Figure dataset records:
::::::::

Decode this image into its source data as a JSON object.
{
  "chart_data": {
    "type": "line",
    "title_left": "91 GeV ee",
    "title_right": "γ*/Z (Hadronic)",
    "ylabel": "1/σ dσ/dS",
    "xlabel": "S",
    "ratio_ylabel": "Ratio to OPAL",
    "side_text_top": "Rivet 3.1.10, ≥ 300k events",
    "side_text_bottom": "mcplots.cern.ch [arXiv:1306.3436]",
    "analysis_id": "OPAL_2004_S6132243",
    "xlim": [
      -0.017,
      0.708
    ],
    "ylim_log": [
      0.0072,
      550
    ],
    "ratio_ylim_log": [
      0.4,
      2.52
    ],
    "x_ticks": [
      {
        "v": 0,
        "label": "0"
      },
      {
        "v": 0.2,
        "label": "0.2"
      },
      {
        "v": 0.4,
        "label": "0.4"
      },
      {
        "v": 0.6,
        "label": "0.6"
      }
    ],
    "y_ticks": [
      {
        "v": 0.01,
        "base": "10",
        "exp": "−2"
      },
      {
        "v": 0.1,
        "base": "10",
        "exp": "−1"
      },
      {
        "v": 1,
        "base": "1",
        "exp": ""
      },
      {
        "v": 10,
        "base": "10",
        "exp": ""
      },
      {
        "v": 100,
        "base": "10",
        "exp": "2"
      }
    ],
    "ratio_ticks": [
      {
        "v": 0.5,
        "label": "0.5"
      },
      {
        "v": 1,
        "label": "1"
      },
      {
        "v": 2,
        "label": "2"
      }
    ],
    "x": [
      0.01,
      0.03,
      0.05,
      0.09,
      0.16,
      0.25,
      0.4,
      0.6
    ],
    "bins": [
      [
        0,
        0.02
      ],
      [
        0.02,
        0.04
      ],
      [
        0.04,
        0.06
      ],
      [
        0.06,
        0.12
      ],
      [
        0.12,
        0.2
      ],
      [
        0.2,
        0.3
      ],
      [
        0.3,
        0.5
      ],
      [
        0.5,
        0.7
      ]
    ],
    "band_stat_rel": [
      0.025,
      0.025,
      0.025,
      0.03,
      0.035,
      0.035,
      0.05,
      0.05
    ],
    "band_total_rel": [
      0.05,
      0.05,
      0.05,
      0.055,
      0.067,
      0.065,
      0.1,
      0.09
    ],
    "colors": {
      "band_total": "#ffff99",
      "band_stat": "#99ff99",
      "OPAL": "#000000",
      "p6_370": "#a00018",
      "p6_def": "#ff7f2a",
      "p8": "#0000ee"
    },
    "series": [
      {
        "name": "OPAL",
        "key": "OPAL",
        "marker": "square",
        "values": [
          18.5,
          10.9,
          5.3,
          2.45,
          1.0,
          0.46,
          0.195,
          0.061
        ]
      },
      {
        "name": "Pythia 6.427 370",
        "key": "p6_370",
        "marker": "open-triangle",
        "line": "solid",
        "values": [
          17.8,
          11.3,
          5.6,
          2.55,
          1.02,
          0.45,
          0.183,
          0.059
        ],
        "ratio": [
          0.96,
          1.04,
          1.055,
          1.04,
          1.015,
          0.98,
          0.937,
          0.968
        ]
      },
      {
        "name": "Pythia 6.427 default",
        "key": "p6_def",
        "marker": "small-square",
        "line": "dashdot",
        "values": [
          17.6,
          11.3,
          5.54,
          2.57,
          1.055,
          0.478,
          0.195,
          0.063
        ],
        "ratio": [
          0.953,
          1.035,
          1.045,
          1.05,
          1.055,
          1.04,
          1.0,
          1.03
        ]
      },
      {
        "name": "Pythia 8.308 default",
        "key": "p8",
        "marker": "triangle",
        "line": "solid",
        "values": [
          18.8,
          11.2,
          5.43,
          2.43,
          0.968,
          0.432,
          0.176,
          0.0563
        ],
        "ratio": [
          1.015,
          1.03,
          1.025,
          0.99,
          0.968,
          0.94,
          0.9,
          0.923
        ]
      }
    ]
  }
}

::::::::

Please reproduce every line of the material word for word.

Decode this image into its source data as a JSON object.
{
  "chart_data": {
    "type": "line",
    "title_left": "91 GeV ee",
    "title_right": "γ*/Z (Hadronic)",
    "ylabel": "1/σ dσ/dS",
    "xlabel": "S",
    "ratio_ylabel": "Ratio to OPAL",
    "side_text_top": "Rivet 3.1.10, ≥ 300k events",
    "side_text_bottom": "mcplots.cern.ch [arXiv:1306.3436]",
    "analysis_id": "OPAL_2004_S6132243",
    "xlim": [
      -0.017,
      0.708
    ],
    "ylim_log": [
      0.0072,
      550
    ],
    "ratio_ylim_log": [
      0.4,
      2.52
    ],
    "x_ticks": [
      {
        "v": 0,
        "label": "0"
      },
      {
        "v": 0.2,
        "label": "0.2"
      },
      {
        "v": 0.4,
        "label": "0.4"
      },
      {
        "v": 0.6,
        "label": "0.6"
      }
    ],
    "y_ticks": [
      {
        "v": 0.01,
        "base": "10",
        "exp": "−2"
      },
      {
        "v": 0.1,
        "base": "10",
        "exp": "−1"
      },
      {
        "v": 1,
        "base": "1",
        "exp": ""
      },
      {
        "v": 10,
        "base": "10",
        "exp": ""
      },
      {
        "v": 100,
        "base": "10",
        "exp": "2"
      }
    ],
    "ratio_ticks": [
      {
        "v": 0.5,
        "label": "0.5"
      },
      {
        "v": 1,
        "label": "1"
      },
      {
        "v": 2,
        "label": "2"
      }
    ],
    "x": [
      0.01,
      0.03,
      0.05,
      0.09,
      0.16,
      0.25,
      0.4,
      0.6
    ],
    "bins": [
      [
        0,
        0.02
      ],
      [
        0.02,
        0.04
      ],
      [
        0.04,
        0.06
      ],
      [
        0.06,
        0.12
      ],
      [
        0.12,
        0.2
      ],
      [
        0.2,
        0.3
      ],
      [
        0.3,
        0.5
      ],
      [
        0.5,
        0.7
      ]
    ],
    "band_stat_rel": [
      0.025,
      0.025,
      0.025,
      0.03,
      0.035,
      0.035,
      0.05,
      0.05
    ],
    "band_total_rel": [
      0.05,
      0.05,
      0.05,
      0.055,
      0.067,
      0.065,
      0.1,
      0.09
    ],
    "colors": {
      "band_total": "#ffff99",
      "band_stat": "#99ff99",
      "OPAL": "#000000",
      "p6_370": "#a00018",
      "p6_def": "#ff7f2a",
      "p8": "#0000ee"
    },
    "series": [
      {
        "name": "OPAL",
        "key": "OPAL",
        "marker": "square",
        "values": [
          18.5,
          10.9,
          5.3,
          2.45,
          1.0,
          0.46,
          0.195,
          0.061
        ]
      },
      {
        "name": "Pythia 6.427 370",
        "key": "p6_370",
        "marker": "open-triangle",
        "line": "solid",
        "values": [
          17.8,
          11.3,
          5.6,
          2.55,
          1.02,
          0.45,
          0.183,
          0.059
        ],
        "ratio": [
          0.96,
          1.04,
          1.055,
          1.04,
          1.015,
          0.98,
          0.937,
          0.968
        ]
      },
      {
        "name": "Pythia 6.427 default",
        "key": "p6_def",
        "marker": "small-square",
        "line": "dashdot",
        "values": [
          17.6,
          11.3,
          5.54,
          2.57,
          1.055,
          0.478,
          0.195,
          0.063
        ],
        "ratio": [
          0.953,
          1.035,
          1.045,
          1.05,
          1.055,
          1.04,
          1.0,
          1.03
        ]
      },
      {
        "name": "Pythia 8.308 default",
        "key": "p8",
        "marker": "triangle",
        "line": "solid",
        "values": [
          18.8,
          11.2,
          5.43,
          2.43,
          0.968,
          0.432,
          0.176,
          0.0563
        ],
        "ratio": [
          1.015,
          1.03,
          1.025,
          0.99,
          0.968,
          0.94,
          0.9,
          0.923
        ]
      }
    ]
  }
}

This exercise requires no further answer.